(EXERCISE INSTRUCTIONS): Every record below is to be retyped exactly.

(DATASET):

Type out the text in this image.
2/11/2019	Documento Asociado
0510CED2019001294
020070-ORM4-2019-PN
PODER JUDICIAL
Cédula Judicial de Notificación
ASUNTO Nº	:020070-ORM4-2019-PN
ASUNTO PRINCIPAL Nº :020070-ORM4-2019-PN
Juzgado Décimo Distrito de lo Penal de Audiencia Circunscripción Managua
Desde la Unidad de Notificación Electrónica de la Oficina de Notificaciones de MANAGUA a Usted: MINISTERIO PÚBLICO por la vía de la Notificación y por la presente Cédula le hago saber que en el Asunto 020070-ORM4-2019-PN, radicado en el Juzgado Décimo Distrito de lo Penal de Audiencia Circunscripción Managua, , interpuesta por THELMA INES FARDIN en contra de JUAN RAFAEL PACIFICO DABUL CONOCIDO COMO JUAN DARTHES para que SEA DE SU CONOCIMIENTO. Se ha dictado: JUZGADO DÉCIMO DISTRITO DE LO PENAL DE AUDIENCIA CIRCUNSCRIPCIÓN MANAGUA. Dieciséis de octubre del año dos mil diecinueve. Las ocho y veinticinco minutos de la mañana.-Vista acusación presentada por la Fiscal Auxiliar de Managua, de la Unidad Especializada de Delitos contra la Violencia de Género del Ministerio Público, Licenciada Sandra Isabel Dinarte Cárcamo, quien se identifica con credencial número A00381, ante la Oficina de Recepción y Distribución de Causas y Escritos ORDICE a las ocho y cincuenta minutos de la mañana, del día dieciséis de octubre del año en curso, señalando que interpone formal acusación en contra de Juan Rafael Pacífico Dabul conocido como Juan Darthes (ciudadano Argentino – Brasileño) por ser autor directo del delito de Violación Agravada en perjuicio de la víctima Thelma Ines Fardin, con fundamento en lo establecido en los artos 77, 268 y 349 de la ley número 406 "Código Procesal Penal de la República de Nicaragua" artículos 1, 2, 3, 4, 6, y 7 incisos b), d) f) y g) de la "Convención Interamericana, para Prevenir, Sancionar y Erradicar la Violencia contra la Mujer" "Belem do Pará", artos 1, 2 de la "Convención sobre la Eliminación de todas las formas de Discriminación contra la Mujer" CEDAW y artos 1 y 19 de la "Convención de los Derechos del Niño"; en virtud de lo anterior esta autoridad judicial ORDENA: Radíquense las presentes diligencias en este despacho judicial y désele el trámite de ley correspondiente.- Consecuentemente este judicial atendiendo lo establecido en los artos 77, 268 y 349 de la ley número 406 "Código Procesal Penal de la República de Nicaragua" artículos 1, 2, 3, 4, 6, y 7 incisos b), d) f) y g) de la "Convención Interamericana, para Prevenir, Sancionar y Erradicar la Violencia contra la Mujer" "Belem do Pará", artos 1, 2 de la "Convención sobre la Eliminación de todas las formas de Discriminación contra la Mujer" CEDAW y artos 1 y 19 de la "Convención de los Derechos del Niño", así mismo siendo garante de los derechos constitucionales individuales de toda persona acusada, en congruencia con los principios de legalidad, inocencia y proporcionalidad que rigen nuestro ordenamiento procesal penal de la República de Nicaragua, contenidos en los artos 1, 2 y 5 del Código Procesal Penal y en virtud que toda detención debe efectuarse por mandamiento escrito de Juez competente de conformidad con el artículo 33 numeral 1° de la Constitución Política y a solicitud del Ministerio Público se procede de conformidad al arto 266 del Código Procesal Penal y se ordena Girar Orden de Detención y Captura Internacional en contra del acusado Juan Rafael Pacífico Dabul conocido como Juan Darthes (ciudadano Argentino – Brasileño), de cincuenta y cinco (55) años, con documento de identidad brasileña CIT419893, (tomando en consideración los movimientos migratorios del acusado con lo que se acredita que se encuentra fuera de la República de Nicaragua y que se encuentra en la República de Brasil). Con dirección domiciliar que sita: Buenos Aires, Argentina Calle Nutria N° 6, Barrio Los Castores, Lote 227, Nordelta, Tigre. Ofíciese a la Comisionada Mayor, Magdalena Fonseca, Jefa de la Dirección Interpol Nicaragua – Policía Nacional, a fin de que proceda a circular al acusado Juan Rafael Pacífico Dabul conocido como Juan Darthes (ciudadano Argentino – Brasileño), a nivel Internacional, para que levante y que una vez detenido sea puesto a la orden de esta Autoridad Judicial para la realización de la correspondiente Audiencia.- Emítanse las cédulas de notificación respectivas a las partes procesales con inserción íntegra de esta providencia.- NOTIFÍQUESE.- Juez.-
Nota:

(WRITTEN ANSWER):
Type out the text in this image.
2/11/2019	Documento Asociado
0510CED2019001294
020070-ORM4-2019-PN
PODER JUDICIAL
Cédula Judicial de Notificación
ASUNTO Nº	:020070-ORM4-2019-PN
ASUNTO PRINCIPAL Nº :020070-ORM4-2019-PN
Juzgado Décimo Distrito de lo Penal de Audiencia Circunscripción Managua
Desde la Unidad de Notificación Electrónica de la Oficina de Notificaciones de MANAGUA a Usted: MINISTERIO PÚBLICO por la vía de la Notificación y por la presente Cédula le hago saber que en el Asunto 020070-ORM4-2019-PN, radicado en el Juzgado Décimo Distrito de lo Penal de Audiencia Circunscripción Managua, , interpuesta por THELMA INES FARDIN en contra de JUAN RAFAEL PACIFICO DABUL CONOCIDO COMO JUAN DARTHES para que SEA DE SU CONOCIMIENTO. Se ha dictado: JUZGADO DÉCIMO DISTRITO DE LO PENAL DE AUDIENCIA CIRCUNSCRIPCIÓN MANAGUA. Dieciséis de octubre del año dos mil diecinueve. Las ocho y veinticinco minutos de la mañana.-Vista acusación presentada por la Fiscal Auxiliar de Managua, de la Unidad Especializada de Delitos contra la Violencia de Género del Ministerio Público, Licenciada Sandra Isabel Dinarte Cárcamo, quien se identifica con credencial número A00381, ante la Oficina de Recepción y Distribución de Causas y Escritos ORDICE a las ocho y cincuenta minutos de la mañana, del día dieciséis de octubre del año en curso, señalando que interpone formal acusación en contra de Juan Rafael Pacífico Dabul conocido como Juan Darthes (ciudadano Argentino – Brasileño) por ser autor directo del delito de Violación Agravada en perjuicio de la víctima Thelma Ines Fardin, con fundamento en lo establecido en los artos 77, 268 y 349 de la ley número 406 "Código Procesal Penal de la República de Nicaragua" artículos 1, 2, 3, 4, 6, y 7 incisos b), d) f) y g) de la "Convención Interamericana, para Prevenir, Sancionar y Erradicar la Violencia contra la Mujer" "Belem do Pará", artos 1, 2 de la "Convención sobre la Eliminación de todas las formas de Discriminación contra la Mujer" CEDAW y artos 1 y 19 de la "Convención de los Derechos del Niño"; en virtud de lo anterior esta autoridad judicial ORDENA: Radíquense las presentes diligencias en este despacho judicial y désele el trámite de ley correspondiente.- Consecuentemente este judicial atendiendo lo establecido en los artos 77, 268 y 349 de la ley número 406 "Código Procesal Penal de la República de Nicaragua" artículos 1, 2, 3, 4, 6, y 7 incisos b), d) f) y g) de la "Convención Interamericana, para Prevenir, Sancionar y Erradicar la Violencia contra la Mujer" "Belem do Pará", artos 1, 2 de la "Convención sobre la Eliminación de todas las formas de Discriminación contra la Mujer" CEDAW y artos 1 y 19 de la "Convención de los Derechos del Niño", así mismo siendo garante de los derechos constitucionales individuales de toda persona acusada, en congruencia con los principios de legalidad, inocencia y proporcionalidad que rigen nuestro ordenamiento procesal penal de la República de Nicaragua, contenidos en los artos 1, 2 y 5 del Código Procesal Penal y en virtud que toda detención debe efectuarse por mandamiento escrito de Juez competente de conformidad con el artículo 33 numeral 1° de la Constitución Política y a solicitud del Ministerio Público se procede de conformidad al arto 266 del Código Procesal Penal y se ordena Girar Orden de Detención y Captura Internacional en contra del acusado Juan Rafael Pacífico Dabul conocido como Juan Darthes (ciudadano Argentino – Brasileño), de cincuenta y cinco (55) años, con documento de identidad brasileña CIT419893, (tomando en consideración los movimientos migratorios del acusado con lo que se acredita que se encuentra fuera de la República de Nicaragua y que se encuentra en la República de Brasil). Con dirección domiciliar que sita: Buenos Aires, Argentina Calle Nutria N° 6, Barrio Los Castores, Lote 227, Nordelta, Tigre. Ofíciese a la Comisionada Mayor, Magdalena Fonseca, Jefa de la Dirección Interpol Nicaragua – Policía Nacional, a fin de que proceda a circular al acusado Juan Rafael Pacífico Dabul conocido como Juan Darthes (ciudadano Argentino – Brasileño), a nivel Internacional, para que levante y que una vez detenido sea puesto a la orden de esta Autoridad Judicial para la realización de la correspondiente Audiencia.- Emítanse las cédulas de notificación respectivas a las partes procesales con inserción íntegra de esta providencia.- NOTIFÍQUESE.- Juez.-
Nota:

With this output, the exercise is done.